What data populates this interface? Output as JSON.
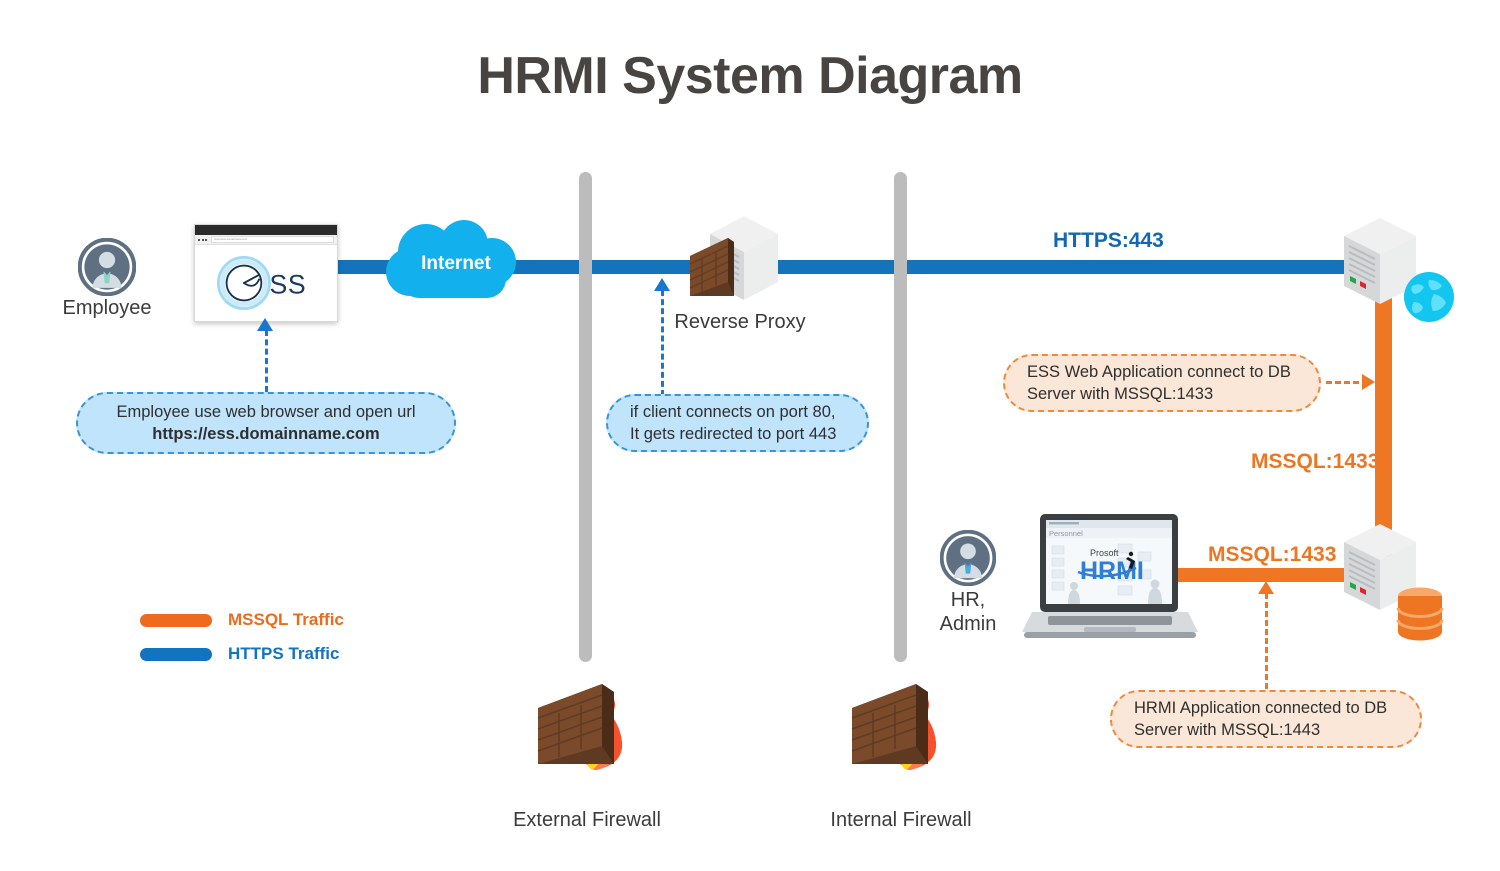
{
  "title": "HRMI System Diagram",
  "nodes": {
    "employee": {
      "label": "Employee",
      "icon": "employee-avatar-icon"
    },
    "browser": {
      "url": "https://ess.domainname.com",
      "logo_text": "SS",
      "logo_mark": "e"
    },
    "internet": {
      "label": "Internet",
      "icon": "cloud-icon",
      "color": "#12b0ed"
    },
    "reverse_proxy": {
      "label": "Reverse Proxy",
      "icon": "server-brick-icon"
    },
    "external_firewall": {
      "label": "External Firewall",
      "icon": "firewall-icon"
    },
    "internal_firewall": {
      "label": "Internal Firewall",
      "icon": "firewall-icon"
    },
    "hr_admin": {
      "label": "HR,\nAdmin",
      "line1": "HR,",
      "line2": "Admin",
      "icon": "hr-avatar-icon"
    },
    "laptop": {
      "icon": "laptop-icon",
      "screen_app_brand": "Prosoft",
      "screen_app_name": "HRMI",
      "screen_menu": "Personnel"
    },
    "web_server": {
      "icon": "server-globe-icon"
    },
    "db_server": {
      "icon": "server-database-icon"
    }
  },
  "links": {
    "https_443": "HTTPS:443",
    "mssql_1433_vertical": "MSSQL:1433",
    "mssql_1433_horizontal": "MSSQL:1433"
  },
  "callouts": {
    "employee_browser": {
      "line1": "Employee use web browser and open url",
      "line2": "https://ess.domainname.com"
    },
    "port_redirect": {
      "line1": "if client connects on port 80,",
      "line2": "It gets redirected to port 443"
    },
    "ess_db": {
      "line1": "ESS Web Application connect to DB",
      "line2": "Server with MSSQL:1433"
    },
    "hrmi_db": {
      "line1": "HRMI Application connected to DB",
      "line2": "Server with MSSQL:1443"
    }
  },
  "legend": {
    "items": [
      {
        "label": "MSSQL Traffic",
        "color": "#ee6a1c"
      },
      {
        "label": "HTTPS Traffic",
        "color": "#1273bf"
      }
    ]
  },
  "colors": {
    "https_blue": "#1473ba",
    "mssql_orange": "#ef7622",
    "cloud_cyan": "#12b0ed",
    "title_gray": "#474442",
    "divider_gray": "#bcbcbc",
    "callout_blue_bg": "#bfe4fb",
    "callout_blue_border": "#3a94d8",
    "callout_orange_bg": "#fbe7d8",
    "callout_orange_border": "#ef8a3d"
  }
}
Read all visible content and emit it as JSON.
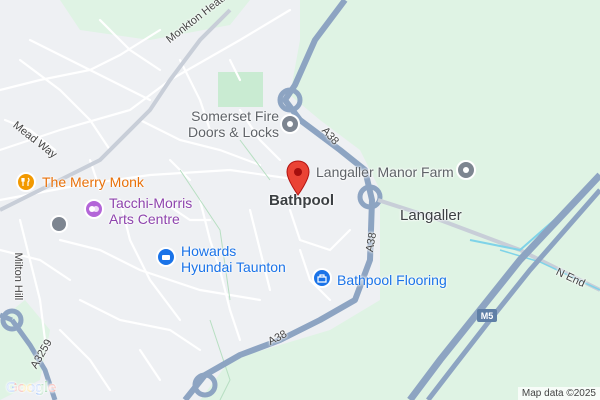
{
  "map": {
    "colors": {
      "background": "#eef0f3",
      "green_area": "#dff3e4",
      "park": "#c9ebd2",
      "motorway": "#8da4c2",
      "water": "#7fd3e8",
      "pin_red": "#ea4335"
    },
    "place_labels": {
      "bathpool": "Bathpool",
      "langaller": "Langaller"
    },
    "pois": {
      "somerset_fire_line1": "Somerset Fire",
      "somerset_fire_line2": "Doors & Locks",
      "langaller_manor": "Langaller Manor Farm",
      "merry_monk": "The Merry Monk",
      "tacchi_line1": "Tacchi-Morris",
      "tacchi_line2": "Arts Centre",
      "howards_line1": "Howards",
      "howards_line2": "Hyundai Taunton",
      "bathpool_flooring": "Bathpool Flooring"
    },
    "roads": {
      "monkton_heathfield": "Monkton Heathfield Rd",
      "mead_way": "Mead Way",
      "milton_hill": "Milton Hill",
      "a38_north": "A38",
      "a38_mid": "A38",
      "a38_south": "A38",
      "a3259": "A3259",
      "n_end": "N End",
      "m5": "M5"
    },
    "icons": {
      "pin": "red-location-pin-icon",
      "poi_generic": "poi-pin-icon",
      "restaurant": "restaurant-icon",
      "theatre": "theatre-icon",
      "car_dealer": "car-dealer-icon",
      "store": "store-icon"
    },
    "google_logo": "Google",
    "attribution": "Map data ©2025"
  }
}
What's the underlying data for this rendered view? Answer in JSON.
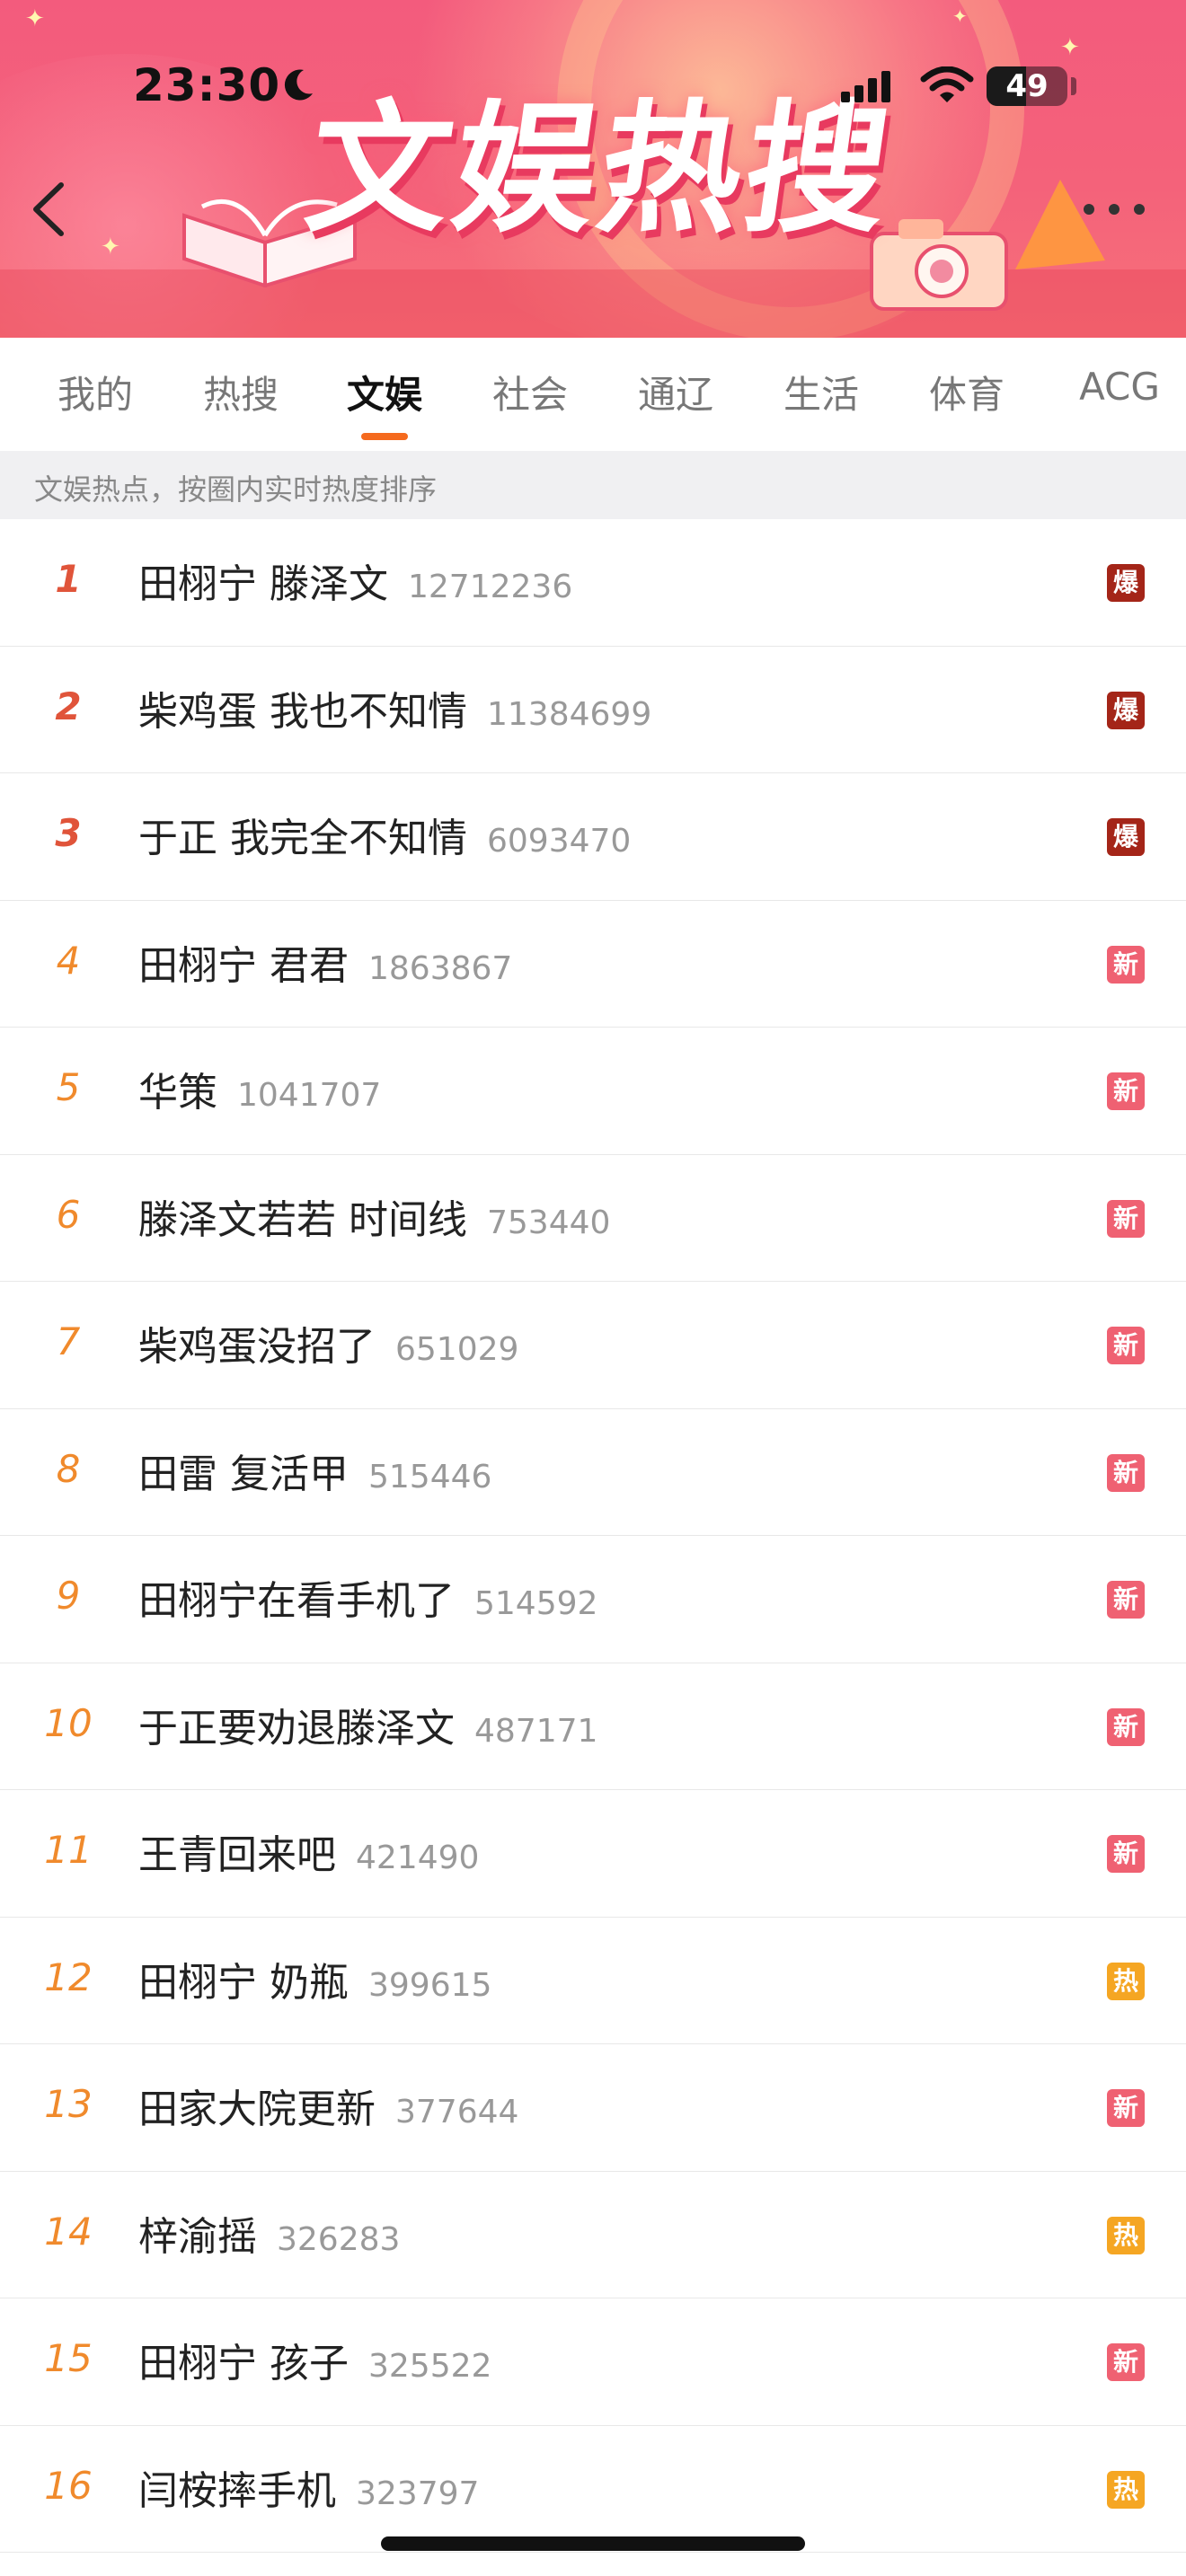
▬▬▬
_What you should do:_ Scan the material above. Extract every line in which the word "Langaller" occurs.

_Answer to the task:_
      "langaller": "Langaller"
      "langaller_manor": "Langaller Manor Farm",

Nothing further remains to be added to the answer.